### Given task:
Check each line of the records for "مرتين"; collect those that have it.

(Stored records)
+===+

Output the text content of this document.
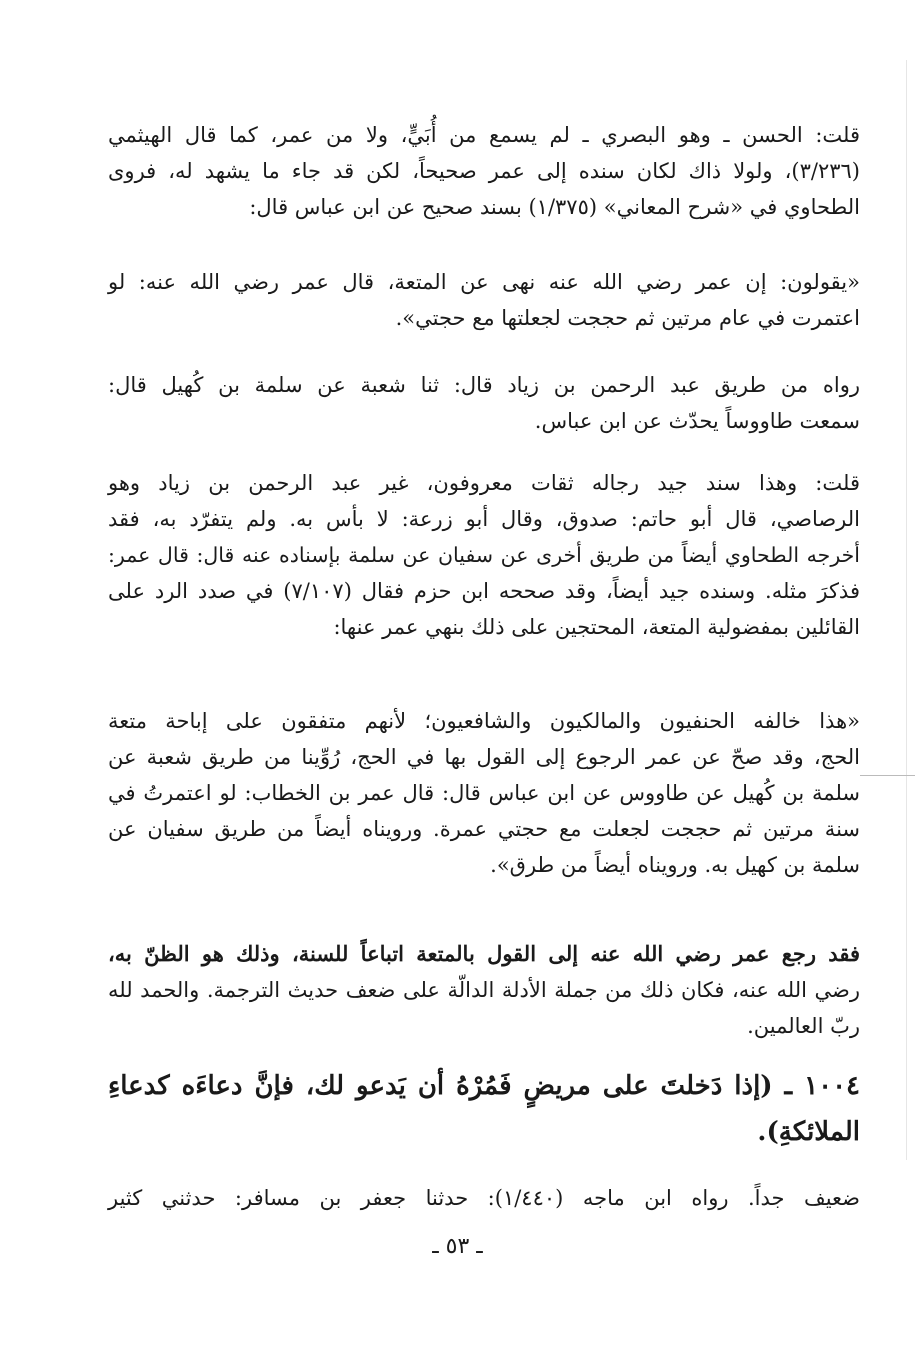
قلت: الحسن ـ وهو البصري ـ لم يسمع من أُبَيٍّ، ولا من عمر، كما قال الهيثمي
(٣/٢٣٦)، ولولا ذاك لكان سنده إلى عمر صحيحاً، لكن قد جاء ما يشهد له، فروى
الطحاوي في «شرح المعاني» (١/٣٧٥) بسند صحيح عن ابن عباس قال:
«يقولون: إن عمر رضي الله عنه نهى عن المتعة، قال عمر رضي الله عنه: لو
اعتمرت في عام مرتين ثم حججت لجعلتها مع حجتي».
رواه من طريق عبد الرحمن بن زياد قال: ثنا شعبة عن سلمة بن كُهيل قال:
سمعت طاووساً يحدّث عن ابن عباس.
قلت: وهذا سند جيد رجاله ثقات معروفون، غير عبد الرحمن بن زياد وهو
الرصاصي، قال أبو حاتم: صدوق، وقال أبو زرعة: لا بأس به. ولم يتفرّد به، فقد
أخرجه الطحاوي أيضاً من طريق أخرى عن سفيان عن سلمة بإسناده عنه قال: قال عمر:
فذكرَ مثله. وسنده جيد أيضاً، وقد صححه ابن حزم فقال (٧/١٠٧) في صدد الرد على
القائلين بمفضولية المتعة، المحتجين على ذلك بنهي عمر عنها:
«هذا خالفه الحنفيون والمالكيون والشافعيون؛ لأنهم متفقون على إباحة متعة
الحج، وقد صحّ عن عمر الرجوع إلى القول بها في الحج، رُوِّينا من طريق شعبة عن
سلمة بن كُهيل عن طاووس عن ابن عباس قال: قال عمر بن الخطاب: لو اعتمرتُ في
سنة مرتين ثم حججت لجعلت مع حجتي عمرة. ورويناه أيضاً من طريق سفيان عن
سلمة بن كهيل به. ورويناه أيضاً من طرق».
فقد رجع عمر رضي الله عنه إلى القول بالمتعة اتباعاً للسنة، وذلك هو الظنّ به،
رضي الله عنه، فكان ذلك من جملة الأدلة الدالّة على ضعف حديث الترجمة. والحمد لله
ربّ العالمين.
١٠٠٤ ـ (إذا دَخلتَ على مريضٍ فَمُرْهُ أن يَدعو لك، فإنَّ دعاءَه كدعاءِ
الملائكةِ).
ضعيف جداً. رواه ابن ماجه (١/٤٤٠): حدثنا جعفر بن مسافر: حدثني كثير
ـ ٥٣ ـ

+===+

### Written answer:
اعتمرت في عام مرتين ثم حججت لجعلتها مع حجتي».
سنة مرتين ثم حججت لجعلت مع حجتي عمرة. ورويناه أيضاً من طريق سفيان عن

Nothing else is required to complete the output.